§ Question à traiter
Selon la critique théâtrale, de quel auteur Irène Bonnaud met-elle en scène une pièce pour la première fois en français ?

§ Texte fourni
La Terrasse

"La culture est une résistance à la distraction" Pasolini

Théâtre - Critique

Music hall 56

Une formation hors normes défend sur scène son premier disque.

Publié le 10 mars 2007 - N° 146

Irène Bonnaud met en scène, pour la première fois en français, un des plus
grands succès de John Osborne, occasion pour des comédiens exceptionnels de
déployer toute la palette de leur talent.

1956. L’Angleterre est en train d’essayer de récupérer le Canal de Suez aux
« bougnoules » et Mick, un des fils de la tribu Rice, est sous les drapeaux.

§ Entrées d'éléments annotés
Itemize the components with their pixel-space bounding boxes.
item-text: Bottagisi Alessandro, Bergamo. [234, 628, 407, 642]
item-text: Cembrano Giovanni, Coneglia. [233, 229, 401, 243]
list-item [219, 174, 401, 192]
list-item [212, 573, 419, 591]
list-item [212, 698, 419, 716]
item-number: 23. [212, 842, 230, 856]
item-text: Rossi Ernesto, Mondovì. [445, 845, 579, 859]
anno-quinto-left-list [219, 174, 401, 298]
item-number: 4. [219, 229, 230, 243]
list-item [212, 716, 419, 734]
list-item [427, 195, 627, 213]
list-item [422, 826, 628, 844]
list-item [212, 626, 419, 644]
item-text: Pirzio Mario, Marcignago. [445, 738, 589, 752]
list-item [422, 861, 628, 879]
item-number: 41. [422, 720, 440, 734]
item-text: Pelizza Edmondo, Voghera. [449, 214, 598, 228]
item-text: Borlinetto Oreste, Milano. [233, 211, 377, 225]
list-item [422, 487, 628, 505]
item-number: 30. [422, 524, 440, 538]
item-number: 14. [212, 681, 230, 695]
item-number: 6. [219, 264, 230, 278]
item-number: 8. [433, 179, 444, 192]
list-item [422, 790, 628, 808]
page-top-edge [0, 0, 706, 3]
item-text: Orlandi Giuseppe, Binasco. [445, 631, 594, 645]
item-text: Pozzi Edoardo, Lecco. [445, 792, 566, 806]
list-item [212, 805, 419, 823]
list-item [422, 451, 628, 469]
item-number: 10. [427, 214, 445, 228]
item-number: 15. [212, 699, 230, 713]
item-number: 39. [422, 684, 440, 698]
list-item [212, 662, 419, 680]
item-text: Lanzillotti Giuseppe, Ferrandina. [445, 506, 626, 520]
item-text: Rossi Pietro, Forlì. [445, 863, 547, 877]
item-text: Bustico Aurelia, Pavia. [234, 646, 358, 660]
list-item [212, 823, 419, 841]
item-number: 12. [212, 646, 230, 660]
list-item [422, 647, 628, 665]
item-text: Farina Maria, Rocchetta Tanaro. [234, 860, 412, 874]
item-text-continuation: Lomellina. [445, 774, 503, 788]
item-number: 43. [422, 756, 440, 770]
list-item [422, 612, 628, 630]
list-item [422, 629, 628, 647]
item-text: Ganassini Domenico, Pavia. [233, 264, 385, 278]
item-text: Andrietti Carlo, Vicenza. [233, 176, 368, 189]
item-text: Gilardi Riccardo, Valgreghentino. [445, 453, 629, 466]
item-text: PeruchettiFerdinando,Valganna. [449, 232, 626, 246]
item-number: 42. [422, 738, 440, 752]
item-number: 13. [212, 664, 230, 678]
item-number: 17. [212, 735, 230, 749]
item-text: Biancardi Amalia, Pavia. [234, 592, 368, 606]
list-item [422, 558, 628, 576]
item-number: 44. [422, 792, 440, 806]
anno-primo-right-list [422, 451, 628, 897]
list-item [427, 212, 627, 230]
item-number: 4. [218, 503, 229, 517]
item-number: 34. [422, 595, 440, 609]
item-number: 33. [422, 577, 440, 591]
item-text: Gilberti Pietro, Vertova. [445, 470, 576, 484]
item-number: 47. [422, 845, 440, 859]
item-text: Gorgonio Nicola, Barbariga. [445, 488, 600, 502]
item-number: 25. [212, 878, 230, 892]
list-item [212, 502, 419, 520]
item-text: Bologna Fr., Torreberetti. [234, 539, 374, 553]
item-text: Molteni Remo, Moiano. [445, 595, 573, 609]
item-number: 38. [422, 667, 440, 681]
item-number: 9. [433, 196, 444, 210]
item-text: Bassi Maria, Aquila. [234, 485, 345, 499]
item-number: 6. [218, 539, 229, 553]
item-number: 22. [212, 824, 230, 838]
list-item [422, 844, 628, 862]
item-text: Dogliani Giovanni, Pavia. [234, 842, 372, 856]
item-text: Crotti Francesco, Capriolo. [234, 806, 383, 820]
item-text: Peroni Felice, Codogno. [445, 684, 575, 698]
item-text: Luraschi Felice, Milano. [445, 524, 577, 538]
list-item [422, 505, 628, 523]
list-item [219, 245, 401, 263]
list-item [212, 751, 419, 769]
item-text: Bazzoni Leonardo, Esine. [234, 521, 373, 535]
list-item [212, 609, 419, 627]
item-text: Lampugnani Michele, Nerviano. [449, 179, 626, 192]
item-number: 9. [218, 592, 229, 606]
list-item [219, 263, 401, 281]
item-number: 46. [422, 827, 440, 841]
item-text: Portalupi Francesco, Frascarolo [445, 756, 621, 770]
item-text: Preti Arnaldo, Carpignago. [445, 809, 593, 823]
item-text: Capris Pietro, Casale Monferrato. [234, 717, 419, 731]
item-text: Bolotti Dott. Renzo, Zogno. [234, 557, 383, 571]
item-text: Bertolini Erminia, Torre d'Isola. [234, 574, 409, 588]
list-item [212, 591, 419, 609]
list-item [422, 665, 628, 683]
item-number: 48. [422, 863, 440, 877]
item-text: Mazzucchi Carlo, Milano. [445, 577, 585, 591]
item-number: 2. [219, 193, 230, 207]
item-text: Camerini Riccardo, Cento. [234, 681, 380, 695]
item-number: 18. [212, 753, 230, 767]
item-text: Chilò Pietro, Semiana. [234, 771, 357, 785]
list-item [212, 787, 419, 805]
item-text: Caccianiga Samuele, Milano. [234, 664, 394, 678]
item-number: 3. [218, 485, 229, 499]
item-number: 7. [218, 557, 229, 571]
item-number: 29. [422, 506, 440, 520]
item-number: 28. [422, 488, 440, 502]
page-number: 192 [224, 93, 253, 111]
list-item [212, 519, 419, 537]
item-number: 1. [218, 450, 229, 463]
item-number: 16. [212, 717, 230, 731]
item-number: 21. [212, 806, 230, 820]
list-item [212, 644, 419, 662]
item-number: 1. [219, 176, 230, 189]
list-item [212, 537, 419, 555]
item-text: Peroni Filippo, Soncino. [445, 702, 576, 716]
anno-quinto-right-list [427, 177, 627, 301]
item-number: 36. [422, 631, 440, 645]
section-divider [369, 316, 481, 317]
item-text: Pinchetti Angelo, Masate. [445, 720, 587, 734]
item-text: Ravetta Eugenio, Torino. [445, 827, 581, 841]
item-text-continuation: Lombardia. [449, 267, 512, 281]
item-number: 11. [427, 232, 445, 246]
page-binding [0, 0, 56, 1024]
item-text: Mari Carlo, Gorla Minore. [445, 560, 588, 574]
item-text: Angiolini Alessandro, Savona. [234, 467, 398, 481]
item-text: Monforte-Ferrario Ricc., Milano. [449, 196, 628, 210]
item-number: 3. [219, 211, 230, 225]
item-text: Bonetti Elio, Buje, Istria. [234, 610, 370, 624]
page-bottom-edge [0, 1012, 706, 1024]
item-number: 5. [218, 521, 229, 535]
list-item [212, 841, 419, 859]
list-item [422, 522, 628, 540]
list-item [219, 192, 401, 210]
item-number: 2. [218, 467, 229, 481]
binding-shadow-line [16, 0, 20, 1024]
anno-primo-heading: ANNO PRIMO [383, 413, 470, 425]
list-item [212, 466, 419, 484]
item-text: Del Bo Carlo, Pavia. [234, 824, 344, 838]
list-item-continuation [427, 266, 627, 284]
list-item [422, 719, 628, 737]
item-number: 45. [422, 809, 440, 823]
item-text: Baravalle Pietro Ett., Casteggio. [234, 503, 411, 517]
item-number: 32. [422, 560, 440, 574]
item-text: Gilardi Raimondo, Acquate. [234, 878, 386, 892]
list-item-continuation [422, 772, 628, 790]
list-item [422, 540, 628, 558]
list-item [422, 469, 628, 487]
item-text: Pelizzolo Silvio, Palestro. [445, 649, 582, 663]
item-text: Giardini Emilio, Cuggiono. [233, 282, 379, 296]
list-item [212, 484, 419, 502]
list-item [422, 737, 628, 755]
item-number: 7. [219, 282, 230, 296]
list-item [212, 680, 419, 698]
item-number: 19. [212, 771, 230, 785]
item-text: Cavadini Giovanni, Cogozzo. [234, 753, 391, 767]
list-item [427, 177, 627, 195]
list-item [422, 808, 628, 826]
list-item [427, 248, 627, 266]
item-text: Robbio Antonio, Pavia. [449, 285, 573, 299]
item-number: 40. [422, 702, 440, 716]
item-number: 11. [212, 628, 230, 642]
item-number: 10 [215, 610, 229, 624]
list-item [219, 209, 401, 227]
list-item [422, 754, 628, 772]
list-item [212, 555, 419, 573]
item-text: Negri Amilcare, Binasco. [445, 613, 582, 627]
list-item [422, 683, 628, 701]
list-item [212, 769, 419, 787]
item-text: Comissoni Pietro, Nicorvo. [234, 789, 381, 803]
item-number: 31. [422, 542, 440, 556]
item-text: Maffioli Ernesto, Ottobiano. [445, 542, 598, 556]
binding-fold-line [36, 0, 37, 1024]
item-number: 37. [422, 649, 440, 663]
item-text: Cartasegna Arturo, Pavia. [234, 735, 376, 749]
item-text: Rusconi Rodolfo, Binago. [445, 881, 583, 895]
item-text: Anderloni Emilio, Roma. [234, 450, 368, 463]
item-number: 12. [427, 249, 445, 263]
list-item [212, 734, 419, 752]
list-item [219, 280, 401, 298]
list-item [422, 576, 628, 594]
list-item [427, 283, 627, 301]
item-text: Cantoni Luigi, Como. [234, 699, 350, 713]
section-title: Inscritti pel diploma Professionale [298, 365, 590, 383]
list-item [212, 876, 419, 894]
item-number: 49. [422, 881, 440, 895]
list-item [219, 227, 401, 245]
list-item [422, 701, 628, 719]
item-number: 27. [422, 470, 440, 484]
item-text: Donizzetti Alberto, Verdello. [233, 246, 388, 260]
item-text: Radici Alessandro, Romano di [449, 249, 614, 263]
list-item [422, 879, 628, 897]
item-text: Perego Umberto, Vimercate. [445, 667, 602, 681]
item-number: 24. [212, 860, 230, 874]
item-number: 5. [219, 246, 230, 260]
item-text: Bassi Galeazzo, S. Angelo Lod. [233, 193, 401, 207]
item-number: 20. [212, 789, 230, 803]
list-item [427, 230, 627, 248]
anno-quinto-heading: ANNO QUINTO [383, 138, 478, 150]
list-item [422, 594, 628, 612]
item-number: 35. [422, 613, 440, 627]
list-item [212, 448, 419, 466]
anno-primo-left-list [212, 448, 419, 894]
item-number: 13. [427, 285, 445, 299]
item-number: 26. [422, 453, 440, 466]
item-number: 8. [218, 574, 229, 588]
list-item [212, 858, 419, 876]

§ Résultat
De John Osborne.